# Information shown:
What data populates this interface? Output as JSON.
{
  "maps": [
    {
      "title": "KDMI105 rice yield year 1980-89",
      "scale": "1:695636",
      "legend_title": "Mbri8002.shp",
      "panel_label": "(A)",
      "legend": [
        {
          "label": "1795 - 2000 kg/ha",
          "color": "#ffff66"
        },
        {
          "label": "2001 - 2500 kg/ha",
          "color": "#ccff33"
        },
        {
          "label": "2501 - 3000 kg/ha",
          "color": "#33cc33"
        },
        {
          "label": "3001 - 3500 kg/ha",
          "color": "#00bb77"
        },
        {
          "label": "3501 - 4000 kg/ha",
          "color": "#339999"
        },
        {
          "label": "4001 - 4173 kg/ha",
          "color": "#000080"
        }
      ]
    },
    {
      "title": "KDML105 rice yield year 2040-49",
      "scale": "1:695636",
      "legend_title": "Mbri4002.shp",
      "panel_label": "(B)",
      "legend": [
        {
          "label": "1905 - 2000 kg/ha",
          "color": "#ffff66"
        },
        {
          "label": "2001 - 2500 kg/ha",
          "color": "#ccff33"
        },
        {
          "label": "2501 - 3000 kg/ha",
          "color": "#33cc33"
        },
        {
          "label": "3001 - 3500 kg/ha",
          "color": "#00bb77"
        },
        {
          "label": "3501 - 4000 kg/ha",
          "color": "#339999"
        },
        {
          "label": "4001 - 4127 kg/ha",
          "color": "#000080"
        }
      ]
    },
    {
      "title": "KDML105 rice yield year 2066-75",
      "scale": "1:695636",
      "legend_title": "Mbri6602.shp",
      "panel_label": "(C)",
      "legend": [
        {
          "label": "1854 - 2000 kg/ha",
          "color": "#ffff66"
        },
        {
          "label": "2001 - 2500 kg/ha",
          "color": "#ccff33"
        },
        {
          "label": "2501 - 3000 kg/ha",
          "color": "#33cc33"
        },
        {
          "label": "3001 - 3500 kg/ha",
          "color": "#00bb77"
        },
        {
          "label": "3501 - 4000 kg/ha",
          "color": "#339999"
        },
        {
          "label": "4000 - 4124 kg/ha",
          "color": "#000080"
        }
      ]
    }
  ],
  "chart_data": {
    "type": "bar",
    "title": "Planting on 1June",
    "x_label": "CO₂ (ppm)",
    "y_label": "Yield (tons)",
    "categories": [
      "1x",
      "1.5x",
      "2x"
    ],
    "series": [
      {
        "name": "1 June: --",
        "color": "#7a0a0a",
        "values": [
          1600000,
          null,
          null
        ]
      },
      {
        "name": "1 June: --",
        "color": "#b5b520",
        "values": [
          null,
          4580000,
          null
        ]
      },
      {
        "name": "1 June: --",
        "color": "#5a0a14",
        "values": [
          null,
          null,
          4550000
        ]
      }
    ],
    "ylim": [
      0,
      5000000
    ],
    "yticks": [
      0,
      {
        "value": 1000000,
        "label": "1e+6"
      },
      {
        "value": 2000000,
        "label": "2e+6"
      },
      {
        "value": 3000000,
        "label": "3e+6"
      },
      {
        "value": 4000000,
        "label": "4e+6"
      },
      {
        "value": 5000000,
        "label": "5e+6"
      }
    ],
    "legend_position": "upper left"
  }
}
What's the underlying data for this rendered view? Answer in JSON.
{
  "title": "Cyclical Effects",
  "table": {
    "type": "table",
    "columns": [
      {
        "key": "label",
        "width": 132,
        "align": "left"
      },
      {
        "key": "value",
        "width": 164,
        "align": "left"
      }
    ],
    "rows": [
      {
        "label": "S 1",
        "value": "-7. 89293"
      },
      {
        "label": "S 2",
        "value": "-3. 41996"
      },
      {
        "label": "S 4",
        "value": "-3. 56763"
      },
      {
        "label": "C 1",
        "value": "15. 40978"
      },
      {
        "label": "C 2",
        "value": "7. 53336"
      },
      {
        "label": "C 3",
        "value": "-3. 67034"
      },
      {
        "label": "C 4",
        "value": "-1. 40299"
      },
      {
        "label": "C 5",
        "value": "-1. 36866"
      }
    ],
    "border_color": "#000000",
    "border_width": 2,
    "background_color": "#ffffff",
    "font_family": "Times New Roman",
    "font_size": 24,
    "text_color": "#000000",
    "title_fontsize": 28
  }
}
--
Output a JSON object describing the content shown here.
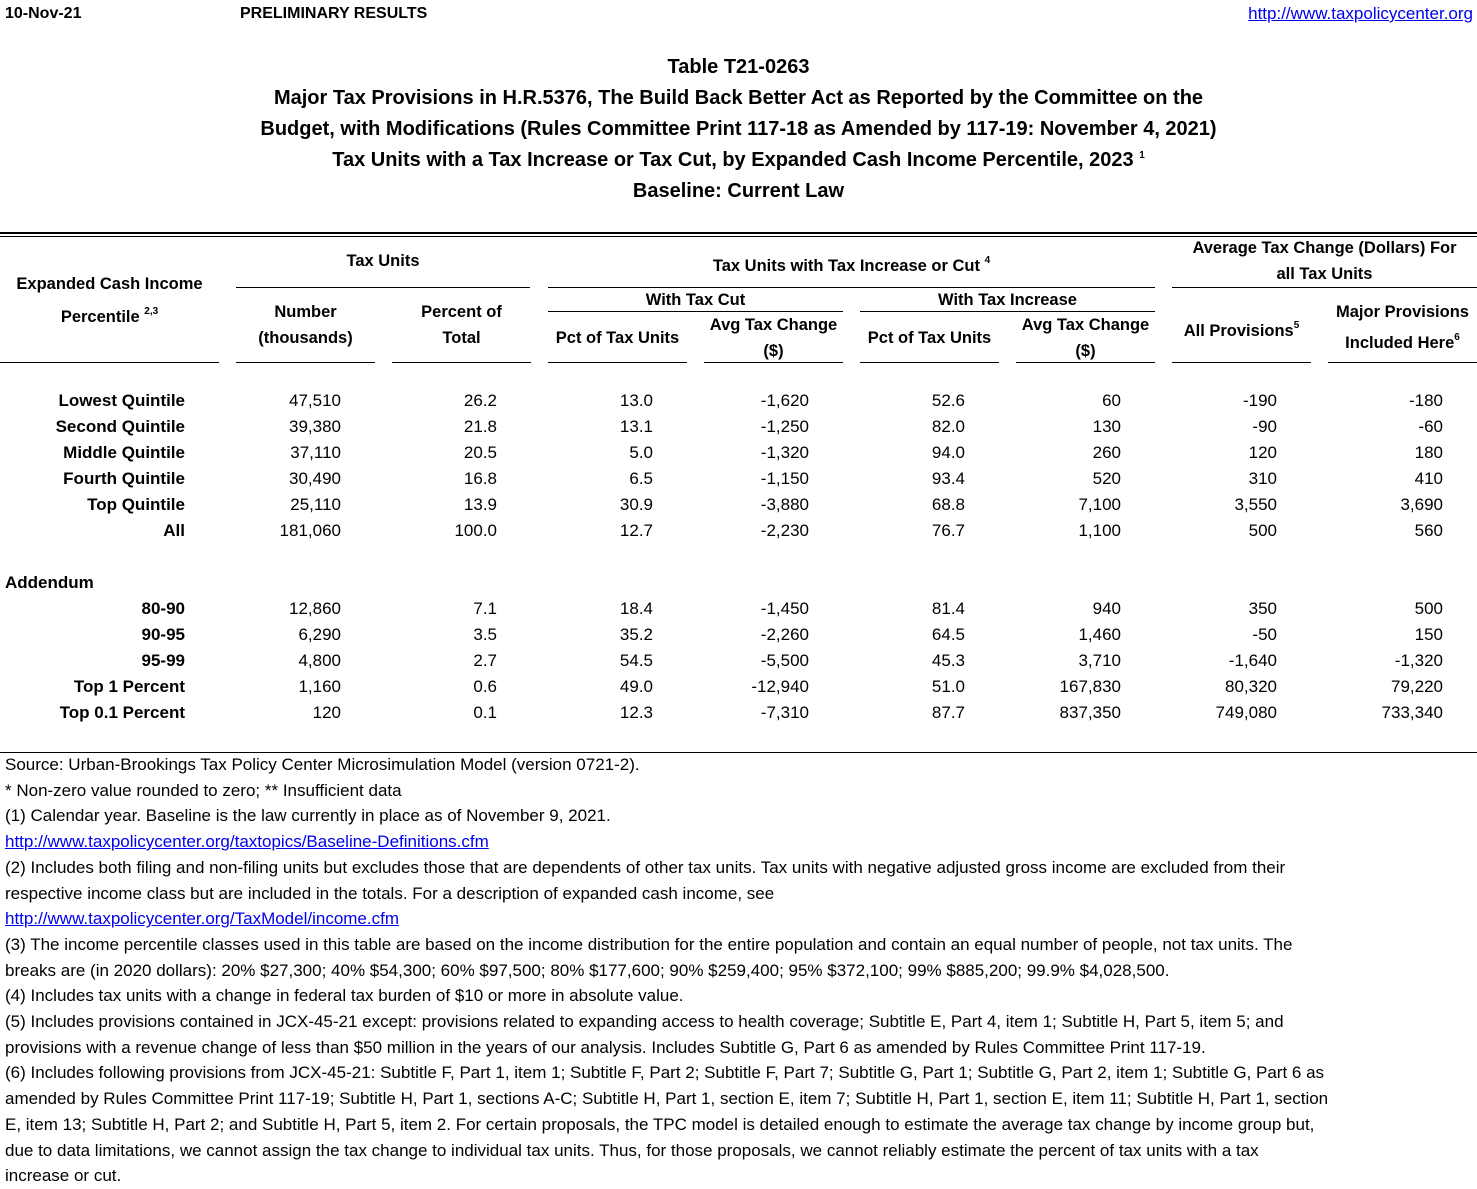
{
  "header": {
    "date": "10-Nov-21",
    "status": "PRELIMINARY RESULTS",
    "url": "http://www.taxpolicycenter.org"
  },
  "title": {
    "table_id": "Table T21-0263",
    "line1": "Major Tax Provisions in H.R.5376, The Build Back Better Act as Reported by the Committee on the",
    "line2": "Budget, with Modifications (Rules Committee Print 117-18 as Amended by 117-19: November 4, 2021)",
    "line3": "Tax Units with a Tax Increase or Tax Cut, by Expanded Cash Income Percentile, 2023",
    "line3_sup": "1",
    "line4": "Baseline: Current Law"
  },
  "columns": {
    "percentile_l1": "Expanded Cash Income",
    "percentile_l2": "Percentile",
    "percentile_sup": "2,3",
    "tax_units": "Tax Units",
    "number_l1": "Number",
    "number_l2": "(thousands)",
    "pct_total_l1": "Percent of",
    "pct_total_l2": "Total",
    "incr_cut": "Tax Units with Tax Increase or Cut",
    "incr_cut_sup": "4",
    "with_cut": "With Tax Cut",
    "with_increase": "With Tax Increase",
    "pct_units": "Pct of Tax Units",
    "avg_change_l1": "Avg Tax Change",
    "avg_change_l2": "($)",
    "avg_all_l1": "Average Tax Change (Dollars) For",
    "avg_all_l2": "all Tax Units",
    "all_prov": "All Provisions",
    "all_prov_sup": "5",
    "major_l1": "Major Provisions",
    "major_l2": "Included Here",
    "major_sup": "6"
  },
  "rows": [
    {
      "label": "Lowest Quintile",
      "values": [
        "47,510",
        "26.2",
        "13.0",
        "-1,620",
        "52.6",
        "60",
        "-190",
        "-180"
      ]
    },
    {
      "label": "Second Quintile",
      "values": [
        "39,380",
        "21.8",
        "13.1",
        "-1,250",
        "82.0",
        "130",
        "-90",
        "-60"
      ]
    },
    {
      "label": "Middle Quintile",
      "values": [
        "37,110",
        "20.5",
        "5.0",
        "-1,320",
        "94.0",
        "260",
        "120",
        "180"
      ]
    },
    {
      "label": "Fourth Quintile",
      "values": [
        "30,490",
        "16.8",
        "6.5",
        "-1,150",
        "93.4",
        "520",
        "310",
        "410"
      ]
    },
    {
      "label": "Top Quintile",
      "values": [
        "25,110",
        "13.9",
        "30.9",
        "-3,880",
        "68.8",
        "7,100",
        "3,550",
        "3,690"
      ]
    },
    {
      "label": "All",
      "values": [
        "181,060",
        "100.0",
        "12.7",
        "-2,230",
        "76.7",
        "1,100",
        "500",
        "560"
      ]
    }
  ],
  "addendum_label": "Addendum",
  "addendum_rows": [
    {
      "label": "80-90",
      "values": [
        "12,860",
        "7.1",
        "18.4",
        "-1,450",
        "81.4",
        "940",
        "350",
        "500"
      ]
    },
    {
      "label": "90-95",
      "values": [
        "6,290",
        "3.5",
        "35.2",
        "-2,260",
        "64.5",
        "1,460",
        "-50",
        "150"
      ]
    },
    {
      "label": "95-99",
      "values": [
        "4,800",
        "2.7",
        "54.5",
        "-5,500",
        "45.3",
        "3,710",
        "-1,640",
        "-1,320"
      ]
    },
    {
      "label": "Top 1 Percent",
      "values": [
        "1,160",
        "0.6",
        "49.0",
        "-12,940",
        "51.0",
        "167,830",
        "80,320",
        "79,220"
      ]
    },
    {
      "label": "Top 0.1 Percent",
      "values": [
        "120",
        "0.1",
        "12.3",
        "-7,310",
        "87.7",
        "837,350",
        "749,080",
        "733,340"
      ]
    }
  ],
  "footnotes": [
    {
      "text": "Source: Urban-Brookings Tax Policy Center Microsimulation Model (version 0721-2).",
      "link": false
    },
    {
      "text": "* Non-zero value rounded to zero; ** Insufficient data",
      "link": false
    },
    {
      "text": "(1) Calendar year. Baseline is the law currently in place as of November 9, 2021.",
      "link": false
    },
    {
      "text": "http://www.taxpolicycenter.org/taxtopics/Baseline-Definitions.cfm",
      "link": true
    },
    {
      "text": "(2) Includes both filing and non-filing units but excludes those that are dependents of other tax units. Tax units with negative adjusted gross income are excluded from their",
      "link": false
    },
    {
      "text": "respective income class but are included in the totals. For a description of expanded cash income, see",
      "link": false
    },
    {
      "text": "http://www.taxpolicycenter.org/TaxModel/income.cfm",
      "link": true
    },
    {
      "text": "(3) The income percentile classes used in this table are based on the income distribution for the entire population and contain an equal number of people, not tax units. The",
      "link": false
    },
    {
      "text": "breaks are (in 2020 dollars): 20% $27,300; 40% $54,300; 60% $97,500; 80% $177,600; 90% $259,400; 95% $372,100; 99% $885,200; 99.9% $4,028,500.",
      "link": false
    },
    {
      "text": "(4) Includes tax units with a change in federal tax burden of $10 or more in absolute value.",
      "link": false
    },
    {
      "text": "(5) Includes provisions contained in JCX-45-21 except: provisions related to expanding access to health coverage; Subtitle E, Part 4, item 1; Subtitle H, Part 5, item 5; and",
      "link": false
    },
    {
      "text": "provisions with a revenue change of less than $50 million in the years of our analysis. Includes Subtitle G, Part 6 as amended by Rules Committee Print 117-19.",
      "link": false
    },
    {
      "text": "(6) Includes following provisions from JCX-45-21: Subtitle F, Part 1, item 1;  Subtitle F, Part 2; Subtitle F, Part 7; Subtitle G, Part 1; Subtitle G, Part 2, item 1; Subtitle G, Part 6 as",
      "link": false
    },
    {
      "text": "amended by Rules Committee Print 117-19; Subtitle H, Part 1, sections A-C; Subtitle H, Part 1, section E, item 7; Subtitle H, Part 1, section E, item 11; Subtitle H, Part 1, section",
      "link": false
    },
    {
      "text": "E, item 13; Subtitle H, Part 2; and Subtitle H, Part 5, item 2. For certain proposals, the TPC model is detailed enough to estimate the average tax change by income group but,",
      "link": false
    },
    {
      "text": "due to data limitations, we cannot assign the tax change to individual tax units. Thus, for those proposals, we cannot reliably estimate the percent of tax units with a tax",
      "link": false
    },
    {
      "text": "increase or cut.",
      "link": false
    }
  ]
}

# Directions:
Check each line above for the word "rice" and say how many have it, with nothing else.

# Answer to the problem:
3